**Task directions:** Your reply should be a single number: how many lines contain the string "page".

##### Source material #####

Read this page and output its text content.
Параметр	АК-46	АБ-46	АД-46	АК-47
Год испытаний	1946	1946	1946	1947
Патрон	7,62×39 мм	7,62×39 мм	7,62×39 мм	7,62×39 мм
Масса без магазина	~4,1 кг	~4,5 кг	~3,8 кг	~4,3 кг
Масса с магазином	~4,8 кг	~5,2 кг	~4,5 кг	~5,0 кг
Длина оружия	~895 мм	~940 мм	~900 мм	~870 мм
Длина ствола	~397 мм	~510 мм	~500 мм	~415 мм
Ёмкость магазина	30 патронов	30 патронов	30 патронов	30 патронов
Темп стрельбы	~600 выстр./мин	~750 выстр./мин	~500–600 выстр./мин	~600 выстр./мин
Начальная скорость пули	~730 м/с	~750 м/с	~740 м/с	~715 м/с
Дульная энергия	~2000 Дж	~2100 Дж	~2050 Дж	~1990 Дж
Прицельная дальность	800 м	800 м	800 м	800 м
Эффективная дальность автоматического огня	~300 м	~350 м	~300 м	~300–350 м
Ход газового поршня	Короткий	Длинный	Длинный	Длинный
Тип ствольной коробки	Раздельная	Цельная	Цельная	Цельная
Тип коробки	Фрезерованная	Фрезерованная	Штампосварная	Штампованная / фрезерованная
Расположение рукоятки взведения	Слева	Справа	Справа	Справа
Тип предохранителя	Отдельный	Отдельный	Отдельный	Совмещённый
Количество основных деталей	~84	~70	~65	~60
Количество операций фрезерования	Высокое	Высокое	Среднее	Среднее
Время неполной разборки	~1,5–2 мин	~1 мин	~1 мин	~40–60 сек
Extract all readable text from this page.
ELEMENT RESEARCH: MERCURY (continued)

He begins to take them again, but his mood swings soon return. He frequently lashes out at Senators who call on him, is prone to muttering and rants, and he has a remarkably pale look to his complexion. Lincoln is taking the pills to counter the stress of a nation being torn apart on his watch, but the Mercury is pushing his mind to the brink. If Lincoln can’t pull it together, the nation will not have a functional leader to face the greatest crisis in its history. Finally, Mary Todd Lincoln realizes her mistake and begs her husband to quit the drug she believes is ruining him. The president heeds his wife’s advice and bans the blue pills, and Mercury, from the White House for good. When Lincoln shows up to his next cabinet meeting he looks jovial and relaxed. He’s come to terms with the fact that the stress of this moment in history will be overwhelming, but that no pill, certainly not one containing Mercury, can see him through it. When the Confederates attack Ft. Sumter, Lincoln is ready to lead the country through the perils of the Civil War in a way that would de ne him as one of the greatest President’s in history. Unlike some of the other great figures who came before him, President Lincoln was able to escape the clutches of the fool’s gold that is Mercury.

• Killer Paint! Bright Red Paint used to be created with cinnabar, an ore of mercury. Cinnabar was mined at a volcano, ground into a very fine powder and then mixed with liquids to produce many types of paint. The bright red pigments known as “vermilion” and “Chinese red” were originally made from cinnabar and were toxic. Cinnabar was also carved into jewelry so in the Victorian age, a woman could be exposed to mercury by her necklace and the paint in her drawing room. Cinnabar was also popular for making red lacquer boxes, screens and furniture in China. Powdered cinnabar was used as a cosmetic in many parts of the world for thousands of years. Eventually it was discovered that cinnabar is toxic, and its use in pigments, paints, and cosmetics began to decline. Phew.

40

#####

**Right answer:** 2